◆ EXERCISE ◆
From the line that has "Read all visible content and emit it as JSON." down to the final line of the listing below, transcribe every line exactly, and only those.

◆ RECORDS PROVIDED ◆
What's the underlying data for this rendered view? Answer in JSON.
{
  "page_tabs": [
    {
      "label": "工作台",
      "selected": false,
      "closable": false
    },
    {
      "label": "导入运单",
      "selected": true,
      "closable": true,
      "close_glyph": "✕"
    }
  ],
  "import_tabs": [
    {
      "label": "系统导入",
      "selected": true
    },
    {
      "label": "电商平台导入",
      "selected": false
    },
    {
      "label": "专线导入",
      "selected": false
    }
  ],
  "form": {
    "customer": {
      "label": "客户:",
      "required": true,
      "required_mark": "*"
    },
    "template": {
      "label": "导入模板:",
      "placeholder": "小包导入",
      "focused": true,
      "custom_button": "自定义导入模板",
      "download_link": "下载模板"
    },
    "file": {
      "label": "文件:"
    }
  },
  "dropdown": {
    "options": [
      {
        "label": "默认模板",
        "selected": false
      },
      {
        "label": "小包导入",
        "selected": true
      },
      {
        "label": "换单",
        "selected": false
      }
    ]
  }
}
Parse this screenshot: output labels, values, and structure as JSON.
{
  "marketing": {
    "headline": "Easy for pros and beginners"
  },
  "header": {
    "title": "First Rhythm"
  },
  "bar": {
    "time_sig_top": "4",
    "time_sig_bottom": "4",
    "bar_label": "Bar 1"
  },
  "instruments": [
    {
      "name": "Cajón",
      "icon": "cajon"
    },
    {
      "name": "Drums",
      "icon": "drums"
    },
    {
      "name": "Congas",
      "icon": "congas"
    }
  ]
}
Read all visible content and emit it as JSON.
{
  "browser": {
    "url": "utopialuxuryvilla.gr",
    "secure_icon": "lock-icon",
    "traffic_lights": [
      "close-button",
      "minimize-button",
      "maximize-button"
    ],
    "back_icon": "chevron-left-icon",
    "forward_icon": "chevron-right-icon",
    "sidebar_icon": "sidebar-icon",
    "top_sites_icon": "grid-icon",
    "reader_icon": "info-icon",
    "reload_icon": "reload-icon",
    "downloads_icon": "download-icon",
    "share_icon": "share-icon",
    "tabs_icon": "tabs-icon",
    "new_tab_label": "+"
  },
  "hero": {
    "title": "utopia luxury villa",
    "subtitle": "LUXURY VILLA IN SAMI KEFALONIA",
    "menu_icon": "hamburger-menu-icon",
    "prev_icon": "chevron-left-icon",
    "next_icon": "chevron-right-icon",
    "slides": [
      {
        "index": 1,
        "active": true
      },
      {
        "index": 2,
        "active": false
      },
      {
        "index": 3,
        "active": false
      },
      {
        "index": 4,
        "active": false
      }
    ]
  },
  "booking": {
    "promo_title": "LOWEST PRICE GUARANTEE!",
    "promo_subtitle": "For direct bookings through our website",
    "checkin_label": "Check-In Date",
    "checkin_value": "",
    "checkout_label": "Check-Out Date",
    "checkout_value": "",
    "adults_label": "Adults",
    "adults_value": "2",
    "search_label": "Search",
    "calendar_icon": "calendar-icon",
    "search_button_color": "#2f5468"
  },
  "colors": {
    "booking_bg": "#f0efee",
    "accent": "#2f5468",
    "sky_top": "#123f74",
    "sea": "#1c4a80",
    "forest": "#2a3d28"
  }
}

◆ EXPECTED OUTPUT ◆
Read all visible content and emit it as JSON.
{
  "browser": {
    "url": "utopialuxuryvilla.gr",
    "secure_icon": "lock-icon",
    "traffic_lights": [
      "close-button",
      "minimize-button",
      "maximize-button"
    ],
    "back_icon": "chevron-left-icon",
    "forward_icon": "chevron-right-icon",
    "sidebar_icon": "sidebar-icon",
    "top_sites_icon": "grid-icon",
    "reader_icon": "info-icon",
    "reload_icon": "reload-icon",
    "downloads_icon": "download-icon",
    "share_icon": "share-icon",
    "tabs_icon": "tabs-icon",
    "new_tab_label": "+"
  },
  "hero": {
    "title": "utopia luxury villa",
    "subtitle": "LUXURY VILLA IN SAMI KEFALONIA",
    "menu_icon": "hamburger-menu-icon",
    "prev_icon": "chevron-left-icon",
    "next_icon": "chevron-right-icon",
    "slides": [
      {
        "index": 1,
        "active": true
      },
      {
        "index": 2,
        "active": false
      },
      {
        "index": 3,
        "active": false
      },
      {
        "index": 4,
        "active": false
      }
    ]
  },
  "booking": {
    "promo_title": "LOWEST PRICE GUARANTEE!",
    "promo_subtitle": "For direct bookings through our website",
    "checkin_label": "Check-In Date",
    "checkin_value": "",
    "checkout_label": "Check-Out Date",
    "checkout_value": "",
    "adults_label": "Adults",
    "adults_value": "2",
    "search_label": "Search",
    "calendar_icon": "calendar-icon",
    "search_button_color": "#2f5468"
  },
  "colors": {
    "booking_bg": "#f0efee",
    "accent": "#2f5468",
    "sky_top": "#123f74",
    "sea": "#1c4a80",
    "forest": "#2a3d28"
  }
}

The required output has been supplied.